• **AIM**
Output each entry verbatim and exclude every picture from it.

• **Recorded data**

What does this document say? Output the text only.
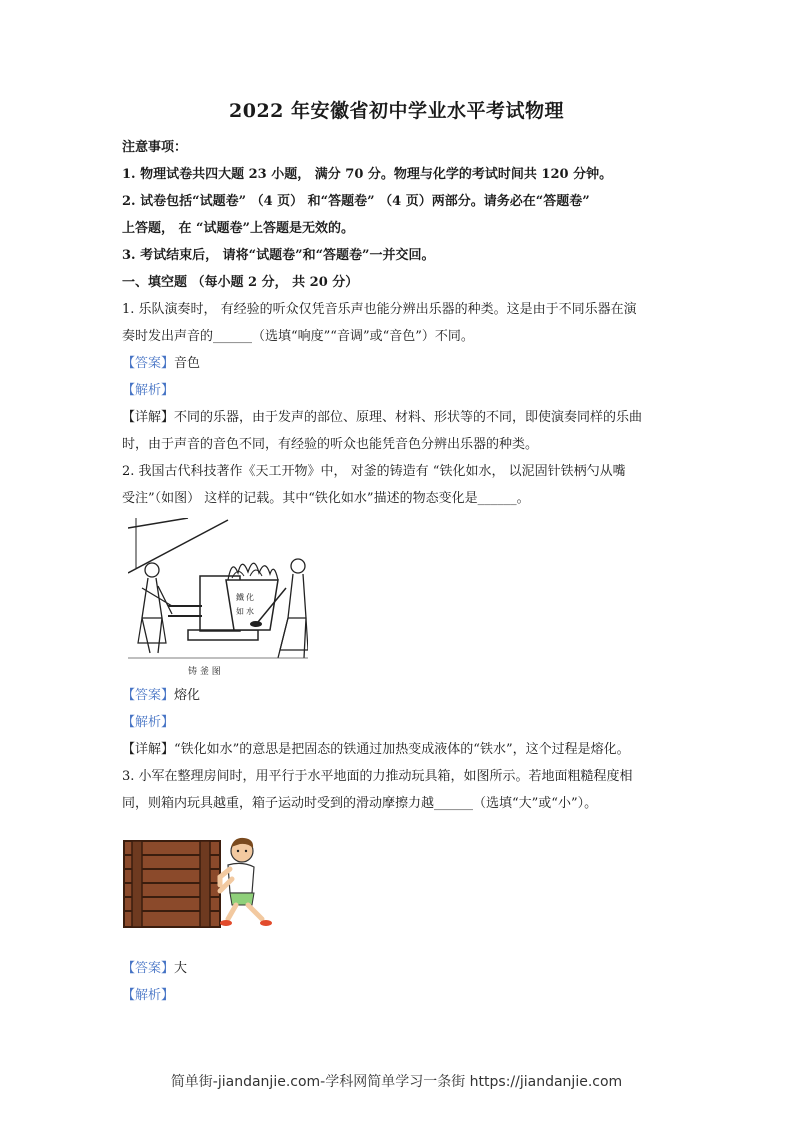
2022 年安徽省初中学业水平考试物理

注意事项：

1. 物理试卷共四大题 23 小题， 满分 70 分。物理与化学的考试时间共 120 分钟。

2. 试卷包括“试题卷” （4 页） 和“答题卷” （4 页）两部分。请务必在“答题卷”

上答题， 在 “试题卷”上答题是无效的。

3. 考试结束后， 请将“试题卷”和“答题卷”一并交回。

一、填空题 （每小题 2 分， 共 20 分）

1. 乐队演奏时， 有经验的听众仅凭音乐声也能分辨出乐器的种类。这是由于不同乐器在演

奏时发出声音的______（选填“响度”“音调”或“音色”）不同。

【答案】音色

【解析】

【详解】不同的乐器，由于发声的部位、原理、材料、形状等的不同，即使演奏同样的乐曲

时，由于声音的音色不同，有经验的听众也能凭音色分辨出乐器的种类。

2. 我国古代科技著作《天工开物》中， 对釜的铸造有 “铁化如水， 以泥固针铁柄勺从嘴

受注”（如图） 这样的记载。其中“铁化如水”描述的物态变化是______。

鐵 化
如 水
铸 釜 图

【答案】熔化

【解析】

【详解】“铁化如水”的意思是把固态的铁通过加热变成液体的“铁水”，这个过程是熔化。

3. 小军在整理房间时，用平行于水平地面的力推动玩具箱，如图所示。若地面粗糙程度相

同，则箱内玩具越重，箱子运动时受到的滑动摩擦力越______（选填“大”或“小”）。

【答案】大

【解析】

简单街-jiandanjie.com-学科网简单学习一条街 https://jiandanjie.com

• **THE ANSWER**
What does this document say? Output the text only.
2022 年安徽省初中学业水平考试物理

注意事项：

1. 物理试卷共四大题 23 小题， 满分 70 分。物理与化学的考试时间共 120 分钟。

2. 试卷包括“试题卷” （4 页） 和“答题卷” （4 页）两部分。请务必在“答题卷”

上答题， 在 “试题卷”上答题是无效的。

3. 考试结束后， 请将“试题卷”和“答题卷”一并交回。

一、填空题 （每小题 2 分， 共 20 分）

1. 乐队演奏时， 有经验的听众仅凭音乐声也能分辨出乐器的种类。这是由于不同乐器在演

奏时发出声音的______（选填“响度”“音调”或“音色”）不同。

【答案】音色

【解析】

【详解】不同的乐器，由于发声的部位、原理、材料、形状等的不同，即使演奏同样的乐曲

时，由于声音的音色不同，有经验的听众也能凭音色分辨出乐器的种类。

2. 我国古代科技著作《天工开物》中， 对釜的铸造有 “铁化如水， 以泥固针铁柄勺从嘴

受注”（如图） 这样的记载。其中“铁化如水”描述的物态变化是______。

鐵 化
如 水
铸 釜 图

【答案】熔化

【解析】

【详解】“铁化如水”的意思是把固态的铁通过加热变成液体的“铁水”，这个过程是熔化。

3. 小军在整理房间时，用平行于水平地面的力推动玩具箱，如图所示。若地面粗糙程度相

同，则箱内玩具越重，箱子运动时受到的滑动摩擦力越______（选填“大”或“小”）。

【答案】大

【解析】

简单街-jiandanjie.com-学科网简单学习一条街 https://jiandanjie.com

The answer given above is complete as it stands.